• **Goal**: Copy the rows below exactly as they appear, leaving out the pictures.

• **Dataset**:
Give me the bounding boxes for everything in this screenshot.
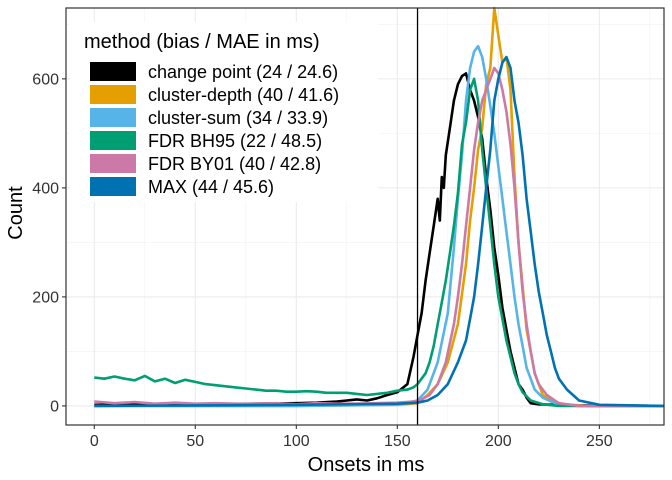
legend-label-5: FDR BY01 (40 / 42.8) <box>148 154 321 174</box>
series-lines <box>94 6 665 408</box>
x-axis-title: Onsets in ms <box>308 454 425 476</box>
x-tick-label: 50 <box>186 433 204 450</box>
y-tick-label: 400 <box>32 180 59 197</box>
legend-key-5 <box>90 154 136 173</box>
legend-key-6 <box>90 177 136 196</box>
series-line-6 <box>94 55 665 408</box>
y-tick-label: 600 <box>32 71 59 88</box>
legend-key-2 <box>90 85 136 104</box>
y-axis-title: Count <box>5 186 27 240</box>
series-line-1 <box>94 72 665 408</box>
panel-border <box>65 7 665 426</box>
axis-ticks: 0 50 100 150 200 250 0 200 400 600 <box>32 71 612 450</box>
series-line-3 <box>94 44 664 408</box>
y-tick-label: 0 <box>50 398 59 415</box>
legend-title: method (bias / MAE in ms) <box>84 31 320 53</box>
legend-items: change point (24 / 24.6) cluster-depth (4… <box>90 62 339 197</box>
x-tick-label: 0 <box>90 433 99 450</box>
legend-label-3: cluster-sum (34 / 33.9) <box>148 108 328 128</box>
legend-label-1: change point (24 / 24.6) <box>148 62 338 82</box>
legend-label-6: MAX (44 / 45.6) <box>148 177 274 197</box>
legend-label-2: cluster-depth (40 / 41.6) <box>148 85 339 105</box>
legend-key-3 <box>90 108 136 127</box>
x-tick-label: 250 <box>586 433 613 450</box>
legend-key-1 <box>90 62 136 81</box>
x-tick-label: 200 <box>485 433 512 450</box>
legend: method (bias / MAE in ms) change point (… <box>70 22 378 202</box>
series-line-4 <box>94 77 664 408</box>
x-tick-label: 100 <box>283 433 310 450</box>
legend-key-4 <box>90 131 136 150</box>
legend-label-4: FDR BH95 (22 / 48.5) <box>148 131 322 151</box>
y-tick-label: 200 <box>32 289 59 306</box>
x-tick-label: 150 <box>384 433 411 450</box>
series-line-5 <box>94 66 664 408</box>
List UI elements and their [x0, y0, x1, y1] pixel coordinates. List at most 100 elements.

• **Correct response**:
Give me the bounding boxes for everything in this screenshot.
legend-label-5: FDR BY01 (40 / 42.8) <box>148 154 321 174</box>
series-lines <box>94 6 665 408</box>
x-axis-title: Onsets in ms <box>308 454 425 476</box>
x-tick-label: 50 <box>186 433 204 450</box>
y-tick-label: 400 <box>32 180 59 197</box>
legend-key-5 <box>90 154 136 173</box>
legend-key-6 <box>90 177 136 196</box>
series-line-6 <box>94 55 665 408</box>
y-tick-label: 600 <box>32 71 59 88</box>
legend-key-2 <box>90 85 136 104</box>
y-axis-title: Count <box>5 186 27 240</box>
series-line-1 <box>94 72 665 408</box>
panel-border <box>65 7 665 426</box>
axis-ticks: 0 50 100 150 200 250 0 200 400 600 <box>32 71 612 450</box>
series-line-3 <box>94 44 664 408</box>
y-tick-label: 0 <box>50 398 59 415</box>
legend-title: method (bias / MAE in ms) <box>84 31 320 53</box>
legend-items: change point (24 / 24.6) cluster-depth (4… <box>90 62 339 197</box>
x-tick-label: 0 <box>90 433 99 450</box>
legend-label-3: cluster-sum (34 / 33.9) <box>148 108 328 128</box>
legend-label-1: change point (24 / 24.6) <box>148 62 338 82</box>
legend-label-6: MAX (44 / 45.6) <box>148 177 274 197</box>
legend-label-2: cluster-depth (40 / 41.6) <box>148 85 339 105</box>
legend-key-3 <box>90 108 136 127</box>
x-tick-label: 250 <box>586 433 613 450</box>
legend-key-1 <box>90 62 136 81</box>
x-tick-label: 200 <box>485 433 512 450</box>
legend: method (bias / MAE in ms) change point (… <box>70 22 378 202</box>
series-line-4 <box>94 77 664 408</box>
x-tick-label: 100 <box>283 433 310 450</box>
legend-key-4 <box>90 131 136 150</box>
legend-label-4: FDR BH95 (22 / 48.5) <box>148 131 322 151</box>
y-tick-label: 200 <box>32 289 59 306</box>
x-tick-label: 150 <box>384 433 411 450</box>
series-line-5 <box>94 66 664 408</box>
List UI elements and their [x0, y0, x1, y1] pixel coordinates. List at most 100 elements.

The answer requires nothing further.